WORK REQUIRED :: In the listing below, find each line that contains the string "intro" and copy those lines. Case matters.

───── DATA ─────

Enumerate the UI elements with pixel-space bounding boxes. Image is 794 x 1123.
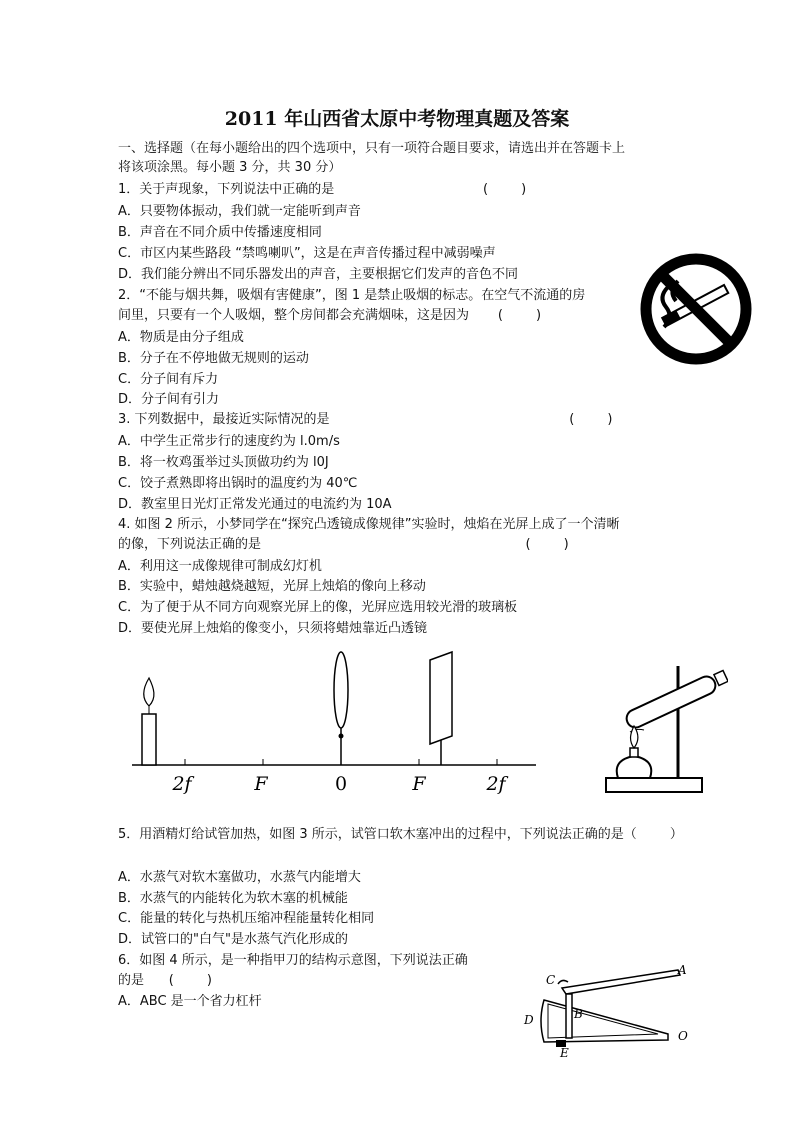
section-intro-line-1: 一、选择题（在每小题给出的四个选项中，只有一项符合题目要求，请选出并在答题卡上: [118, 141, 626, 156]
question-4-option-c: C．为了便于从不同方向观察光屏上的像，光屏应选用较光滑的玻璃板: [118, 600, 518, 615]
question-1-option-b: B．声音在不同介质中传播速度相同: [118, 225, 322, 240]
question-5-stem: 5．用酒精灯给试管加热，如图 3 所示，试管口软木塞冲出的过程中，下列说法正确的是（ ）: [118, 827, 683, 842]
question-5-option-c: C．能量的转化与热机压缩冲程能量转化相同: [118, 911, 375, 926]
question-1-option-c: C．市区内某些路段 “禁鸣喇叭”，这是在声音传播过程中减弱噪声: [118, 246, 496, 261]
question-6-option-a: A．ABC 是一个省力杠杆: [118, 994, 262, 1009]
question-2-option-d: D．分子间有引力: [118, 392, 220, 407]
question-1-stem: 1．关于声现象，下列说法中正确的是 ( ): [118, 182, 527, 197]
section-intro-line-2: 将该项涂黑。每小题 3 分，共 30 分）: [118, 160, 342, 175]
nail-clipper-figure: [518, 958, 703, 1060]
question-2-option-b: B．分子在不停地做无规则的运动: [118, 351, 309, 366]
upper-lever-abc: [558, 970, 680, 994]
question-4-option-b: B．实验中，蜡烛越烧越短，光屏上烛焰的像向上移动: [118, 579, 426, 594]
question-2-option-a: A．物质是由分子组成: [118, 330, 244, 345]
question-5-option-b: B．水蒸气的内能转化为软木塞的机械能: [118, 891, 348, 906]
question-3-option-a: A．中学生正常步行的速度约为 l.0m/s: [118, 434, 340, 449]
question-2-stem-1: 2．“不能与烟共舞，吸烟有害健康”，图 1 是禁止吸烟的标志。在空气不流通的房: [118, 288, 586, 303]
optical-bench-figure: [128, 648, 538, 796]
question-3-stem: 3. 下列数据中，最接近实际情况的是 ( ): [118, 412, 613, 427]
question-4-stem-1: 4. 如图 2 所示，小梦同学在“探究凸透镜成像规律”实验时，烛焰在光屏上成了一个清晰: [118, 517, 620, 532]
point-label: O: [678, 1029, 688, 1043]
axis-label: 2f: [486, 773, 506, 795]
stand-base: [606, 778, 702, 792]
test-tube-heating-figure: [598, 660, 728, 800]
question-6-stem-1: 6．如图 4 所示，是一种指甲刀的结构示意图，下列说法正确: [118, 953, 468, 968]
axis-label: F: [254, 773, 268, 795]
point-label: E: [560, 1046, 569, 1060]
question-5-option-d: D．试管口的"白气"是水蒸气汽化形成的: [118, 932, 348, 947]
question-3-option-d: D．教室里日光灯正常发光通过的电流约为 10A: [118, 497, 392, 512]
point-label: C: [546, 973, 556, 987]
point-label: D: [524, 1013, 534, 1027]
question-1-option-d: D．我们能分辨出不同乐器发出的声音，主要根据它们发声的音色不同: [118, 267, 519, 282]
convex-lens: [334, 652, 348, 765]
question-3-option-c: C．饺子煮熟即将出锅时的温度约为 40℃: [118, 476, 358, 491]
question-6-stem-2: 的是 ( ): [118, 973, 212, 988]
no-smoking-sign-figure: [638, 251, 754, 367]
axis-label: 0: [334, 773, 348, 795]
clipper-body: [541, 994, 668, 1047]
axis-label: 2f: [172, 773, 192, 795]
page-title: 2011 年山西省太原中考物理真题及答案: [224, 108, 570, 130]
point-label: A: [678, 963, 687, 977]
pin-b: [566, 994, 572, 1038]
question-3-option-b: B．将一枚鸡蛋举过头顶做功约为 l0J: [118, 455, 329, 470]
point-label: B: [574, 1007, 583, 1021]
question-4-stem-2: 的像，下列说法正确的是 ( ): [118, 537, 569, 552]
question-1-option-a: A．只要物体振动，我们就一定能听到声音: [118, 204, 361, 219]
question-2-option-c: C．分子间有斥力: [118, 372, 219, 387]
test-tube: [624, 674, 719, 732]
question-4-option-a: A．利用这一成像规律可制成幻灯机: [118, 559, 322, 574]
candle: [142, 678, 156, 765]
question-2-stem-2: 间里，只要有一个人吸烟，整个房间都会充满烟味，这是因为 ( ): [118, 308, 542, 323]
question-5-option-a: A．水蒸气对软木塞做功，水蒸气内能增大: [118, 870, 361, 885]
question-4-option-d: D．要使光屏上烛焰的像变小，只须将蜡烛靠近凸透镜: [118, 621, 428, 636]
alcohol-lamp: [617, 726, 652, 778]
light-screen: [430, 652, 452, 765]
axis-label: F: [412, 773, 426, 795]
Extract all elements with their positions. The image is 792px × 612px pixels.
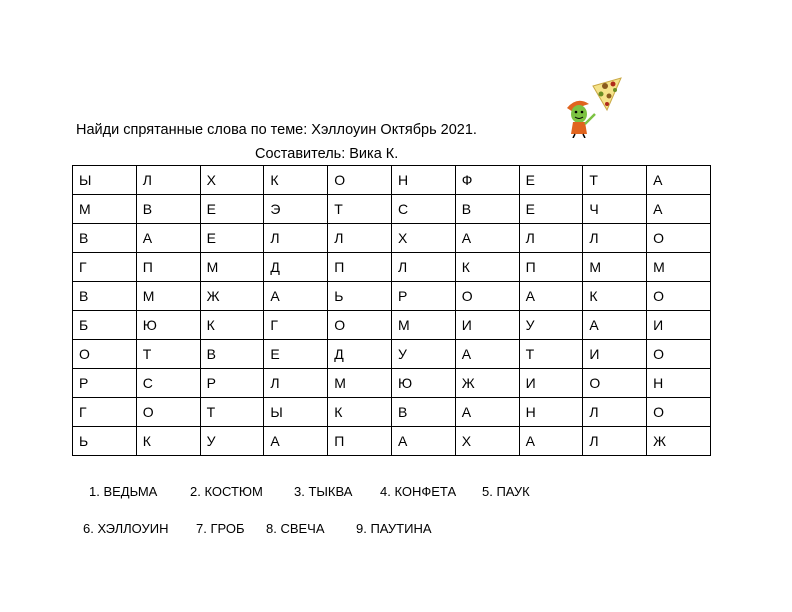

─────

RESULT BELOW ::
section-intro-line-1: 一、选择题（在每小题给出的四个选项中，只有一项符合题目要求，请选出并在答题卡上: [118, 141, 626, 156]
section-intro-line-2: 将该项涂黑。每小题 3 分，共 30 分）: [118, 160, 342, 175]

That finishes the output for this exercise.